Dataset items

..............................

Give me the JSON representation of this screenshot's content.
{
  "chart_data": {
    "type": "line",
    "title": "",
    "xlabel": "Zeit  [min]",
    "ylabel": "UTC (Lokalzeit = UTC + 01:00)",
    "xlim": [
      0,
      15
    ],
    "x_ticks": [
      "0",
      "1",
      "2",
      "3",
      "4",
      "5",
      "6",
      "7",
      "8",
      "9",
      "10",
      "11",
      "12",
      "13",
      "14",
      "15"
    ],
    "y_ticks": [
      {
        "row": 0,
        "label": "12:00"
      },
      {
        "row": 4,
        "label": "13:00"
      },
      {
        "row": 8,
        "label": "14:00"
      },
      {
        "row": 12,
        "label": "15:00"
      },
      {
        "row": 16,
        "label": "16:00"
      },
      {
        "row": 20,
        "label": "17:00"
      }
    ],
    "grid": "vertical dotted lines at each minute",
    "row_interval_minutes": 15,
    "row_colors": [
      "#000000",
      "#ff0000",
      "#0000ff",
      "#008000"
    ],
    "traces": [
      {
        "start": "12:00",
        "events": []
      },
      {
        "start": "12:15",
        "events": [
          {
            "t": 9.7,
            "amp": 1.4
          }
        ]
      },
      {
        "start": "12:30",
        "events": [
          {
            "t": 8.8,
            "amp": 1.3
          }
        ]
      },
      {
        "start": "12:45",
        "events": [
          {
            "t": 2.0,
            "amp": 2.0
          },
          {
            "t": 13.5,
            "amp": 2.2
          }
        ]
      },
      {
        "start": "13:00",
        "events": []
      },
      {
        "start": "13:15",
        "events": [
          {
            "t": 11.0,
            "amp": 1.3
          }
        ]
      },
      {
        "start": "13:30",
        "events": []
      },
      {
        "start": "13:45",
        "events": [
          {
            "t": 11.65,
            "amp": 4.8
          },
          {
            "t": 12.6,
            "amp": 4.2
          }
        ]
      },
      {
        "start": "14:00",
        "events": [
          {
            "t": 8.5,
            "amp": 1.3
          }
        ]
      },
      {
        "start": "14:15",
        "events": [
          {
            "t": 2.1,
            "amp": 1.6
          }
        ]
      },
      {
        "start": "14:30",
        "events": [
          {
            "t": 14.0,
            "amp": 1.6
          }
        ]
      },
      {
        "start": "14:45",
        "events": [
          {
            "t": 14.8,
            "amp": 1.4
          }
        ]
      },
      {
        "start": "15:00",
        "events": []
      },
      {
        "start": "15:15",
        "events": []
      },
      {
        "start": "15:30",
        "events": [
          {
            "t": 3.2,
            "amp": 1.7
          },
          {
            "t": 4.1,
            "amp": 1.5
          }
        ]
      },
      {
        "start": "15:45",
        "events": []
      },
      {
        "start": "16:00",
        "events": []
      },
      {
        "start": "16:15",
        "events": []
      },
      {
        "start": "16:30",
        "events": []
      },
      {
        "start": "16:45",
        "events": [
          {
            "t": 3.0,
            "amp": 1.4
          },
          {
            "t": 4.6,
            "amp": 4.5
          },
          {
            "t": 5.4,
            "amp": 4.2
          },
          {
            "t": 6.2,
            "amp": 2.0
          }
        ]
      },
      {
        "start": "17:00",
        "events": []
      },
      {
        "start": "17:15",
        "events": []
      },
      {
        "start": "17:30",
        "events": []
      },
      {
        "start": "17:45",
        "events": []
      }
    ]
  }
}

..............................

YOUR TASK >> Write the data back out verbatim.

WRITTEN SOLUTION >>
Give me the JSON representation of this screenshot's content.
{
  "chart_data": {
    "type": "line",
    "title": "",
    "xlabel": "Zeit  [min]",
    "ylabel": "UTC (Lokalzeit = UTC + 01:00)",
    "xlim": [
      0,
      15
    ],
    "x_ticks": [
      "0",
      "1",
      "2",
      "3",
      "4",
      "5",
      "6",
      "7",
      "8",
      "9",
      "10",
      "11",
      "12",
      "13",
      "14",
      "15"
    ],
    "y_ticks": [
      {
        "row": 0,
        "label": "12:00"
      },
      {
        "row": 4,
        "label": "13:00"
      },
      {
        "row": 8,
        "label": "14:00"
      },
      {
        "row": 12,
        "label": "15:00"
      },
      {
        "row": 16,
        "label": "16:00"
      },
      {
        "row": 20,
        "label": "17:00"
      }
    ],
    "grid": "vertical dotted lines at each minute",
    "row_interval_minutes": 15,
    "row_colors": [
      "#000000",
      "#ff0000",
      "#0000ff",
      "#008000"
    ],
    "traces": [
      {
        "start": "12:00",
        "events": []
      },
      {
        "start": "12:15",
        "events": [
          {
            "t": 9.7,
            "amp": 1.4
          }
        ]
      },
      {
        "start": "12:30",
        "events": [
          {
            "t": 8.8,
            "amp": 1.3
          }
        ]
      },
      {
        "start": "12:45",
        "events": [
          {
            "t": 2.0,
            "amp": 2.0
          },
          {
            "t": 13.5,
            "amp": 2.2
          }
        ]
      },
      {
        "start": "13:00",
        "events": []
      },
      {
        "start": "13:15",
        "events": [
          {
            "t": 11.0,
            "amp": 1.3
          }
        ]
      },
      {
        "start": "13:30",
        "events": []
      },
      {
        "start": "13:45",
        "events": [
          {
            "t": 11.65,
            "amp": 4.8
          },
          {
            "t": 12.6,
            "amp": 4.2
          }
        ]
      },
      {
        "start": "14:00",
        "events": [
          {
            "t": 8.5,
            "amp": 1.3
          }
        ]
      },
      {
        "start": "14:15",
        "events": [
          {
            "t": 2.1,
            "amp": 1.6
          }
        ]
      },
      {
        "start": "14:30",
        "events": [
          {
            "t": 14.0,
            "amp": 1.6
          }
        ]
      },
      {
        "start": "14:45",
        "events": [
          {
            "t": 14.8,
            "amp": 1.4
          }
        ]
      },
      {
        "start": "15:00",
        "events": []
      },
      {
        "start": "15:15",
        "events": []
      },
      {
        "start": "15:30",
        "events": [
          {
            "t": 3.2,
            "amp": 1.7
          },
          {
            "t": 4.1,
            "amp": 1.5
          }
        ]
      },
      {
        "start": "15:45",
        "events": []
      },
      {
        "start": "16:00",
        "events": []
      },
      {
        "start": "16:15",
        "events": []
      },
      {
        "start": "16:30",
        "events": []
      },
      {
        "start": "16:45",
        "events": [
          {
            "t": 3.0,
            "amp": 1.4
          },
          {
            "t": 4.6,
            "amp": 4.5
          },
          {
            "t": 5.4,
            "amp": 4.2
          },
          {
            "t": 6.2,
            "amp": 2.0
          }
        ]
      },
      {
        "start": "17:00",
        "events": []
      },
      {
        "start": "17:15",
        "events": []
      },
      {
        "start": "17:30",
        "events": []
      },
      {
        "start": "17:45",
        "events": []
      }
    ]
  }
}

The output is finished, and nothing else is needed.